▸ PROVIDED PASSAGE:
Availability is the ability to access data and resources whenever you need them. A robust system architecture is needed to enable you to adapt to just about any circumstance. Disasters do occur, and you must be able to quickly recover. This may mean distributing critical functions and data throughout different physical locations. Not only should your systems and networks have the technical capability to ensure availability, you must have a well defined and tested plan in place to allow your e-business to continue as "normal".
e-business applications based on the Framework can take advantage of multiple fault tolerance and high availability features and functions built into IBM platforms including support for RAID Storage and high availability cluster support. In addition, there are several mechanisms provided by the software technologies and products that make up the Framework, including:
- Load balancing requests among HTTP, FTP or other TCP-based servers, file systems, and other resources provided by the Network Dispatcher feature of the IBM WebSphere Edge Server.

Layout region records:

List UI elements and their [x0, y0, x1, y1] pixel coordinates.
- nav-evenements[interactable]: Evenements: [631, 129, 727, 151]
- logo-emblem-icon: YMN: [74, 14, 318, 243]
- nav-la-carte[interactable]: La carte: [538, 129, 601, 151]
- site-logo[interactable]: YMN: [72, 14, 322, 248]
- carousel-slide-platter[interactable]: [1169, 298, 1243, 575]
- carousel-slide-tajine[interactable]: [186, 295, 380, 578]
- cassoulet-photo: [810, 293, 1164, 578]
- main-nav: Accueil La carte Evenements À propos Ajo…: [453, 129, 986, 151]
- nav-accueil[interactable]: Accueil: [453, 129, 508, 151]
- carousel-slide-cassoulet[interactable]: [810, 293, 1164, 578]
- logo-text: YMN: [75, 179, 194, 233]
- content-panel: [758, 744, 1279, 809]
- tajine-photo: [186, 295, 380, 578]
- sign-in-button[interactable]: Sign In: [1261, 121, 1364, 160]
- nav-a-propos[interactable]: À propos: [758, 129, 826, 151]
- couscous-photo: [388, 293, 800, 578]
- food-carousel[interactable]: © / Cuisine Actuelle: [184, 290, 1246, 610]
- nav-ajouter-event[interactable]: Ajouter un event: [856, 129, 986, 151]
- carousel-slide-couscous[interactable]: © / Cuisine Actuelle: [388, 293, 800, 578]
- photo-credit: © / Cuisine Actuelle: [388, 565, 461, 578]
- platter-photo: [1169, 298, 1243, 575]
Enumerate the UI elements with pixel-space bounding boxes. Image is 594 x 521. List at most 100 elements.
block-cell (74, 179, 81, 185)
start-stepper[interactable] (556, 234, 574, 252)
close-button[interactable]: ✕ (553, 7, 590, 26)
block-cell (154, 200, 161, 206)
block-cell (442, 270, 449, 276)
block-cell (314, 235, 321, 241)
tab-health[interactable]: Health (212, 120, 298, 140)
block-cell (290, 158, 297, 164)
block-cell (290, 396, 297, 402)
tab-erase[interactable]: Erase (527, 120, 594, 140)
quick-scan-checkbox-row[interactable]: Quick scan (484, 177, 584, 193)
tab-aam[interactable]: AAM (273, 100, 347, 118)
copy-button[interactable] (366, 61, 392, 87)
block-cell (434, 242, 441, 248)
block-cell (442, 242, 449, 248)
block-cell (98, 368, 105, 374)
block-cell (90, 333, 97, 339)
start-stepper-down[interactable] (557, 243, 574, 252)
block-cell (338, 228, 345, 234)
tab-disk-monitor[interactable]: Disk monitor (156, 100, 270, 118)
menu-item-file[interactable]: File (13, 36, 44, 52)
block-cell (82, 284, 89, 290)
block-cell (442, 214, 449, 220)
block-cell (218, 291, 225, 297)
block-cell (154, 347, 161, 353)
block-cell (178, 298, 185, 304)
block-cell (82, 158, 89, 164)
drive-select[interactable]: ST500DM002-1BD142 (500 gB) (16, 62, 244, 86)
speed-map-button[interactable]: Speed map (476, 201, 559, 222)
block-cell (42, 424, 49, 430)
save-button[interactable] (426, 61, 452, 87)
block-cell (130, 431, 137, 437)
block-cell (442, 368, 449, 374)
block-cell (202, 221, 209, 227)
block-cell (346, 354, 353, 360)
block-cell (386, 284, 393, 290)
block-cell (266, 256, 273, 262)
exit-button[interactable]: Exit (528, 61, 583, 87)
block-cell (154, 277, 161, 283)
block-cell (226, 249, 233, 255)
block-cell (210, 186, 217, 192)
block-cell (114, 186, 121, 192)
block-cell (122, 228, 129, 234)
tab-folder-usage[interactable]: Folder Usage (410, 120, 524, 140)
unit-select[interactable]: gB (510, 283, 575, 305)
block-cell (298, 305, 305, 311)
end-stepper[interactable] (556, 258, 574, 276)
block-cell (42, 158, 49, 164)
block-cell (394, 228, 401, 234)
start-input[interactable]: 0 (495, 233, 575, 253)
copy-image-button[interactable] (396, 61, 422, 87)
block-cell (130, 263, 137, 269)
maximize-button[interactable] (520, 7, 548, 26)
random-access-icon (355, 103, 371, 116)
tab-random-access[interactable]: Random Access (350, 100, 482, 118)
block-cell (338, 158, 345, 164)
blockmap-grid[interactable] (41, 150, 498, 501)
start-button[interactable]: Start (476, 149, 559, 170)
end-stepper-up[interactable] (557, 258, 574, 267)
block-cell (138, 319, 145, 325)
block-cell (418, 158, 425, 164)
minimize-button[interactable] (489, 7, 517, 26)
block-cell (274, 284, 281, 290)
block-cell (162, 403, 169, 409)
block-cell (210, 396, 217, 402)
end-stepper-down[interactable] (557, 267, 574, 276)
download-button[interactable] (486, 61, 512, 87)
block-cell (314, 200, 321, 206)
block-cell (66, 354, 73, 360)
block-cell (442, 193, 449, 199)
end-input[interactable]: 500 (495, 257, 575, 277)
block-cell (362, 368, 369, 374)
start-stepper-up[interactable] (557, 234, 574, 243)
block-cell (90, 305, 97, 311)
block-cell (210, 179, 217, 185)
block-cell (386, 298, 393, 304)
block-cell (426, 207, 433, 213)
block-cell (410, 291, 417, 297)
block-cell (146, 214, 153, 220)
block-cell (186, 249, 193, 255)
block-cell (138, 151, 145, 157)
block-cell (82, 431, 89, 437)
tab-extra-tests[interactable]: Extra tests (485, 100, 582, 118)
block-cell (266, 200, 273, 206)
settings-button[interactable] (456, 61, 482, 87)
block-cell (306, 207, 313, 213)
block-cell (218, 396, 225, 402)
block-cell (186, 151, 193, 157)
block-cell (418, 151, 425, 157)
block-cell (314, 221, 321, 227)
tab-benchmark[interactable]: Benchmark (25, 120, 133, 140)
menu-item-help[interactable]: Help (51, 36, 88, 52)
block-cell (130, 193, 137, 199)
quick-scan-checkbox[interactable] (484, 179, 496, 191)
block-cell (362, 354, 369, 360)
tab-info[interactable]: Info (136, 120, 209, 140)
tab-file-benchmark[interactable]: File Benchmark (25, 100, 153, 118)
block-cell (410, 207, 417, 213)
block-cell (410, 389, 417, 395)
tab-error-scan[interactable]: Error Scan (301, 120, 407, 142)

▸ WHAT TO WORK ON:
**1.** Please output the passage on availability word for word, starting at "e-business applications based" and ending at "WebSphere Edge Server.".
**2.** Pick up the passage on availability after its final sentence and keep writing.

▸ ANSWERS TO THE EXERCISES:
**1.**
e-business applications based on the Framework can take advantage of multiple fault tolerance and high availability features and functions built into IBM platforms including support for RAID Storage and high availability cluster support. In addition, there are several mechanisms provided by the software technologies and products that make up the Framework, including:
- Load balancing requests among HTTP, FTP or other TCP-based servers, file systems, and other resources provided by the Network Dispatcher feature of the IBM WebSphere Edge Server.

**2.**
- Replication for Web and other files, directory systems, mail, collaboration, and workflow database systems provided by the Andrew File System feature of IBM WebSphere Edge Server, IBM Secureway Directory, and Lotus Domino respectively.
- Backup and Restore/Recovery for data systems including files, ERP applications, e-mail, and databases provided by the Tivoli Storage Manager products.
- Key recovery, a process and supporting technology for recovering keys that are lost, forgotten, stolen, or otherwise unavailable to persons who legitimately need them. This functionality is provided by the key recovery service provider plugin to the IBM KeyWorks Toolkit.
As this paper has shown, as you enter the world of e-business, you can expose critical business information and applications to anyone on the Internet. As you begin to define requirements and build your e-business solution it is important to assess your current security polices, understand your current set of security threats and vulnerabilities and inventory the technical countermeasures you've already put in place.
IBM's Security and Privacy services can help you assess, plan, design, implement, and run a secure environment for your e-business applications. IBM security consultants work with you to assess your current security strengths and vulnerabilities, to determine what assets need to be protected and how best to protect those assets. They work with you to develop a security architecture that fits your e-business needs and maps to your acceptable business risk. This security architecture will be the backplane for the e-business applications you deploy.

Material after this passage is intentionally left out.